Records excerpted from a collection

#####

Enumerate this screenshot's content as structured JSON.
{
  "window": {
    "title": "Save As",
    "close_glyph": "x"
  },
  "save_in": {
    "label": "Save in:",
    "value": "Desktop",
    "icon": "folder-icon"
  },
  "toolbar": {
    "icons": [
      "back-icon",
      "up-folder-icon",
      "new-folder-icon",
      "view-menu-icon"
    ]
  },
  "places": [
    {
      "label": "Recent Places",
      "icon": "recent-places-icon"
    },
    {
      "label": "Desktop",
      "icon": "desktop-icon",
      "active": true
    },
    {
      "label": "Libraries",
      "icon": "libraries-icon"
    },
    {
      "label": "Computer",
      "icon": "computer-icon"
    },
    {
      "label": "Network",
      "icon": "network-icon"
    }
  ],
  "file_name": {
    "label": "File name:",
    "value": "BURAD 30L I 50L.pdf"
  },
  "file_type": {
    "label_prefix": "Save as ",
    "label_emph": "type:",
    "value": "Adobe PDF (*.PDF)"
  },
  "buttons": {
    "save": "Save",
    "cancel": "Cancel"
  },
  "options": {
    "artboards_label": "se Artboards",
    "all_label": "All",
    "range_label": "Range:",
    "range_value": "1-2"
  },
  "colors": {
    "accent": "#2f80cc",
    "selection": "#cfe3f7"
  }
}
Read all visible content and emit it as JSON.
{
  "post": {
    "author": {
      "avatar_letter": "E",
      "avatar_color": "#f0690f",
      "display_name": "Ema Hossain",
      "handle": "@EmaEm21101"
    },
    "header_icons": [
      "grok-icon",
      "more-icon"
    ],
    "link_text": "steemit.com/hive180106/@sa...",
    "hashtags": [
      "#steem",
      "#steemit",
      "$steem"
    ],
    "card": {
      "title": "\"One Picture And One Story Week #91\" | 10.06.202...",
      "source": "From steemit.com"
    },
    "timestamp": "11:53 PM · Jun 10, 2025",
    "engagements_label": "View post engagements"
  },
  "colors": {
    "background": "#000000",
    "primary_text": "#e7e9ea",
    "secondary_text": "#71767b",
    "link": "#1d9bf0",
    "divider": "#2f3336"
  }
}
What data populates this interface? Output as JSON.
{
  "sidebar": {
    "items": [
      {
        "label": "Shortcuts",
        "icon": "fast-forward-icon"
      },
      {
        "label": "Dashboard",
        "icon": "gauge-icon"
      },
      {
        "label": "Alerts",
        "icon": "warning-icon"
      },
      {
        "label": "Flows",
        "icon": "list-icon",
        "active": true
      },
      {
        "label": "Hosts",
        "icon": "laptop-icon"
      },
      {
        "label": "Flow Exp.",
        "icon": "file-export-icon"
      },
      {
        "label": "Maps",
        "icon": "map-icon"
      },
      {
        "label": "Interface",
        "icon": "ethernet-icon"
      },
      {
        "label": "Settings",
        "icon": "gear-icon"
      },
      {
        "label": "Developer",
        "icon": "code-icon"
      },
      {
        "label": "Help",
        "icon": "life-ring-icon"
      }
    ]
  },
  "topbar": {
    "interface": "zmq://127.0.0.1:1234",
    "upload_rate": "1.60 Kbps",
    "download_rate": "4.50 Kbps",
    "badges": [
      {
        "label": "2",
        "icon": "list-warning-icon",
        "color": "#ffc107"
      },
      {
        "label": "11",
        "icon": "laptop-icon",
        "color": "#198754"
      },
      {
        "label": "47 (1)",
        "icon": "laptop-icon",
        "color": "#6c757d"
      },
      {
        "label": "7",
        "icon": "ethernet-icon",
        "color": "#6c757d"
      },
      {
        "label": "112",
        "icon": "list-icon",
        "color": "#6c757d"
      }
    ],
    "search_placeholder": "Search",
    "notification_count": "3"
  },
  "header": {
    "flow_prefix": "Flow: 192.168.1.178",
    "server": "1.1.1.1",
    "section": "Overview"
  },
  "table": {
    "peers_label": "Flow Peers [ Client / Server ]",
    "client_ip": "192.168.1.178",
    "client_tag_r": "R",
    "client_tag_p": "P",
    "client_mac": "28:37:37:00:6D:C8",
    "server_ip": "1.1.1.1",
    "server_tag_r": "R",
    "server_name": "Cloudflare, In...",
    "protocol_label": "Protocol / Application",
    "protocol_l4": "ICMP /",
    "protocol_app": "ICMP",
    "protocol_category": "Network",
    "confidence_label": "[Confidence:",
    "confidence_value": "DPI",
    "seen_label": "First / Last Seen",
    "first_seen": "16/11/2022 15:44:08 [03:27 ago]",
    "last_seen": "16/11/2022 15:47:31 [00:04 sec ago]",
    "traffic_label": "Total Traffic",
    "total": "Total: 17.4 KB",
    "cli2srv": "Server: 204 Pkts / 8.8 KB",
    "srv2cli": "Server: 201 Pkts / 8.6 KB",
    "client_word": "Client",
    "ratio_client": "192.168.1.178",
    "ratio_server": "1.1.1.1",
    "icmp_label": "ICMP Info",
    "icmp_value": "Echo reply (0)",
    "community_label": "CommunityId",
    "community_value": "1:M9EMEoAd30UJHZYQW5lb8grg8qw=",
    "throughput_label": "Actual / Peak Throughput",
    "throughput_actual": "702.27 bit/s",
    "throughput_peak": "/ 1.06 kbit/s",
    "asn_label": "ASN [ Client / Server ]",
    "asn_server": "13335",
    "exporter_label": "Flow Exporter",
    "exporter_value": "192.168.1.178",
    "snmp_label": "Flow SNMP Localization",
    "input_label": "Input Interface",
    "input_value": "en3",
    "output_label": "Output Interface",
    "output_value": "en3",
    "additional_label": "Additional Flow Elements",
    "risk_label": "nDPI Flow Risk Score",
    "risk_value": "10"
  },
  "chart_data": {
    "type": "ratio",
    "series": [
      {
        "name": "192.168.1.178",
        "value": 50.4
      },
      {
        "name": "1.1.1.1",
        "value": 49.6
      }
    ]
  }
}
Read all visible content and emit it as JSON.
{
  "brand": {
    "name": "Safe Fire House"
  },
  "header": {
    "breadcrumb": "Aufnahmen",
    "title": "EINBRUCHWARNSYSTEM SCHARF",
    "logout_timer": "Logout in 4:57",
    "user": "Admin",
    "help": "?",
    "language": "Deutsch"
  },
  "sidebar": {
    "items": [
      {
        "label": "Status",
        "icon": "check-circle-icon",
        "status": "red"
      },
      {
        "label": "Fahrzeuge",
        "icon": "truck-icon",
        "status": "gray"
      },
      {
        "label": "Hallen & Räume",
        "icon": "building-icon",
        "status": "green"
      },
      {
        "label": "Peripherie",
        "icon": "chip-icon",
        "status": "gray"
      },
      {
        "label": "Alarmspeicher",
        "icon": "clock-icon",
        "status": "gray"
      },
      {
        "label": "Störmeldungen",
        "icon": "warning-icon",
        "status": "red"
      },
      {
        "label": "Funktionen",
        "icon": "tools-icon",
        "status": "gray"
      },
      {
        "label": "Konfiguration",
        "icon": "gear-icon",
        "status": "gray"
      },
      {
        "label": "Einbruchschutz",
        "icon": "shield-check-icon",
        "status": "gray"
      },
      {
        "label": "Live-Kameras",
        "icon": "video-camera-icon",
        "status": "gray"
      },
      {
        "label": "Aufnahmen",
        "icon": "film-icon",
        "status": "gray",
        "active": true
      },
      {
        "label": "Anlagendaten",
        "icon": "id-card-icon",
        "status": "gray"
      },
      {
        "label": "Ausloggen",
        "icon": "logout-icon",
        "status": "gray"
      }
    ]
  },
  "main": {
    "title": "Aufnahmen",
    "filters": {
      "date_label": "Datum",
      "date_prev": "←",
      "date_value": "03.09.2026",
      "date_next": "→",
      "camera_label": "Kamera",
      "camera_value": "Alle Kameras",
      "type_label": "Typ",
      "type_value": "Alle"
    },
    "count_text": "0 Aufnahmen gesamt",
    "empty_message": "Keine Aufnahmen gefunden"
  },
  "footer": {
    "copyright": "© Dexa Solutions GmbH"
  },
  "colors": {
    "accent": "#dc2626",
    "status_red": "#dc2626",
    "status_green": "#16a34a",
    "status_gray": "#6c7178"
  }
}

#####

What to produce: Look over the listing above. Pick out and copy every line that includes "title".

Reply to the task:
    "title": "Save As",
      "title": "\"One Picture And One Story Week #91\" | 10.06.202...",
    "title": "EINBRUCHWARNSYSTEM SCHARF",
    "title": "Aufnahmen",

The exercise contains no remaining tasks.